Source data:
==*==

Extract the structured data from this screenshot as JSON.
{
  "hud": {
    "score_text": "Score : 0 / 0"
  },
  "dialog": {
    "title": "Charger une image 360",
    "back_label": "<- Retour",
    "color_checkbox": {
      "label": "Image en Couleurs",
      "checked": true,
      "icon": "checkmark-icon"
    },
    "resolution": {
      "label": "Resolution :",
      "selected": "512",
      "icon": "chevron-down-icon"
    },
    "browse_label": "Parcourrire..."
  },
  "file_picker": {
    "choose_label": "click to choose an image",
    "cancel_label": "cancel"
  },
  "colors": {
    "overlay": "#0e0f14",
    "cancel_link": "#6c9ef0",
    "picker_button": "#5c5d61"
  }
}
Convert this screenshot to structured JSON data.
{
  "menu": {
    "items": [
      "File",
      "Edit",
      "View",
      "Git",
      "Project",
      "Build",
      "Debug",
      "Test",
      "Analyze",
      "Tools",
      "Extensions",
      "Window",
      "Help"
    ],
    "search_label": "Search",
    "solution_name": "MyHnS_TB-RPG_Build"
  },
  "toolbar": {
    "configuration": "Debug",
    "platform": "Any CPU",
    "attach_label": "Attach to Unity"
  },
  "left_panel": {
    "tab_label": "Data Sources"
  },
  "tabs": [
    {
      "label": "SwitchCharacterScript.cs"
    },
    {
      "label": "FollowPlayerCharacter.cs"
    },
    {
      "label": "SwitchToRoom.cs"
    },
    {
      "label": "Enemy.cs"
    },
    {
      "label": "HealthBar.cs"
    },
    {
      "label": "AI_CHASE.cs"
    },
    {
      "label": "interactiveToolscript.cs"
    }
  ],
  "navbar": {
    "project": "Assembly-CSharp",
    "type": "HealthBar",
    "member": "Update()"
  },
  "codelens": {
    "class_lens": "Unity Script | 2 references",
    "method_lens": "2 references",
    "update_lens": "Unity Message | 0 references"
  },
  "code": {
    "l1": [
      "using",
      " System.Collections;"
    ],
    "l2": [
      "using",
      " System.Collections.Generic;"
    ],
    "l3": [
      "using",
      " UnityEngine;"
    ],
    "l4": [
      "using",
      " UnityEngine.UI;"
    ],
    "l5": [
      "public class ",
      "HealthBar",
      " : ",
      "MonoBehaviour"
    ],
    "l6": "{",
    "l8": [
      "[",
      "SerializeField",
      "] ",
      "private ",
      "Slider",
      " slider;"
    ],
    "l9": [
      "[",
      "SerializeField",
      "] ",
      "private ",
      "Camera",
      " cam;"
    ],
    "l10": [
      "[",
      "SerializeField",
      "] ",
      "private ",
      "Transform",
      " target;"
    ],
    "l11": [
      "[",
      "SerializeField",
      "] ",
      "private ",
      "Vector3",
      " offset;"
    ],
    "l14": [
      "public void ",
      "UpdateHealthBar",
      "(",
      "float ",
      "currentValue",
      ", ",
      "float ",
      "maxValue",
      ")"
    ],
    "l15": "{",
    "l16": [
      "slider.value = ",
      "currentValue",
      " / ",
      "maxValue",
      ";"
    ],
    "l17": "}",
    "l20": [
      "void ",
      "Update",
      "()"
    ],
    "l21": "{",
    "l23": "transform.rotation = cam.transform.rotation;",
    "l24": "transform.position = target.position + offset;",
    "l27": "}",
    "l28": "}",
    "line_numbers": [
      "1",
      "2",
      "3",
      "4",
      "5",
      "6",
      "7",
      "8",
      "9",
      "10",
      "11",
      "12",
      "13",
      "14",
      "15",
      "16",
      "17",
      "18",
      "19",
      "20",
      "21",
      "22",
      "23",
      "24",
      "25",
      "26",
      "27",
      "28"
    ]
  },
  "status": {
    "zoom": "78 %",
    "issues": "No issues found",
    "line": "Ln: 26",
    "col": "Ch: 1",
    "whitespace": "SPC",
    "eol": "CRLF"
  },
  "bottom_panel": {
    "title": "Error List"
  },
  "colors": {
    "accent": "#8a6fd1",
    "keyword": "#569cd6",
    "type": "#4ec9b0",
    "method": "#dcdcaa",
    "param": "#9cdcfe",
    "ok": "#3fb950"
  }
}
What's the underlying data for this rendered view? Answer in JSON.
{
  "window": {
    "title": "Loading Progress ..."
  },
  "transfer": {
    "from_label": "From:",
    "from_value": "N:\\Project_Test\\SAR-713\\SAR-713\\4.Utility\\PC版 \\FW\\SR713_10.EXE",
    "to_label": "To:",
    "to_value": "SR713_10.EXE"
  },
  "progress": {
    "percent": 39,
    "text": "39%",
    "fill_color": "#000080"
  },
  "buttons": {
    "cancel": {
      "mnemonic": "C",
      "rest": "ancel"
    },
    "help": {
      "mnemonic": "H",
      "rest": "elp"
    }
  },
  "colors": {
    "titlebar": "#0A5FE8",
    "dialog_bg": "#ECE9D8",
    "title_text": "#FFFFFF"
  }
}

==*==

WHAT IS EXPECTED
Out of the records, collect only those lines that contain the string "screenshot".

WORKED SOLUTION
Extract the structured data from this screenshot as JSON.
Convert this screenshot to structured JSON data.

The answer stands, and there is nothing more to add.